── Rows ──
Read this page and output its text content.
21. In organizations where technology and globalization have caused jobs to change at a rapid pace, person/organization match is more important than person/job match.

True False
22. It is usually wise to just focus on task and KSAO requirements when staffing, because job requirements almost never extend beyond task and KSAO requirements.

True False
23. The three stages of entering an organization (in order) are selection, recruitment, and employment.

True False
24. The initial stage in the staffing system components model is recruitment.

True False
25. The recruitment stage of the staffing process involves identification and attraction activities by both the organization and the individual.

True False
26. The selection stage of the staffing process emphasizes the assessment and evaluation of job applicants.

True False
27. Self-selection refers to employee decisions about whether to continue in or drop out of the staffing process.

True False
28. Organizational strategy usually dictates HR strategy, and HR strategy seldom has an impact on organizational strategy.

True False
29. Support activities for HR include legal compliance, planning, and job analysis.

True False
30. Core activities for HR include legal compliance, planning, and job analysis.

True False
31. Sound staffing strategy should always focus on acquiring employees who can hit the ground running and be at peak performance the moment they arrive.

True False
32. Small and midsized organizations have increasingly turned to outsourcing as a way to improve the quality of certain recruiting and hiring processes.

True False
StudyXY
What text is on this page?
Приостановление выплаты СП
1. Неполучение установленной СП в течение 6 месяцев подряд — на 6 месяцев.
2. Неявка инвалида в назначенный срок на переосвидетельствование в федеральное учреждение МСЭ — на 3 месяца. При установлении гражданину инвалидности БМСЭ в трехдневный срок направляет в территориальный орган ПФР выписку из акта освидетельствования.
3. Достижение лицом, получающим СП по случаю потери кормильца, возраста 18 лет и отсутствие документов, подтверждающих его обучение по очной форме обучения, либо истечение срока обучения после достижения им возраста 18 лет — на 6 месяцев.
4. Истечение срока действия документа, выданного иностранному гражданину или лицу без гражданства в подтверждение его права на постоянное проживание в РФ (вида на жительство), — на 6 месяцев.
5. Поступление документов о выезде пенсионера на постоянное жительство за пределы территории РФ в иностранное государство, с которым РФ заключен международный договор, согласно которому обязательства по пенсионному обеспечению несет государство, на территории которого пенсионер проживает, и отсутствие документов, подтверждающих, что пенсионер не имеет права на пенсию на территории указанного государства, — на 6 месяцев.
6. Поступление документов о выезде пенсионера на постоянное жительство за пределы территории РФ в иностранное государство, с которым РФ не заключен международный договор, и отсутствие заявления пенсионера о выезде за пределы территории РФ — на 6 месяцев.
───
Exercise goal => How many lines of these entries contain the string "жительство"? Reply with the number alone.

Task response => 3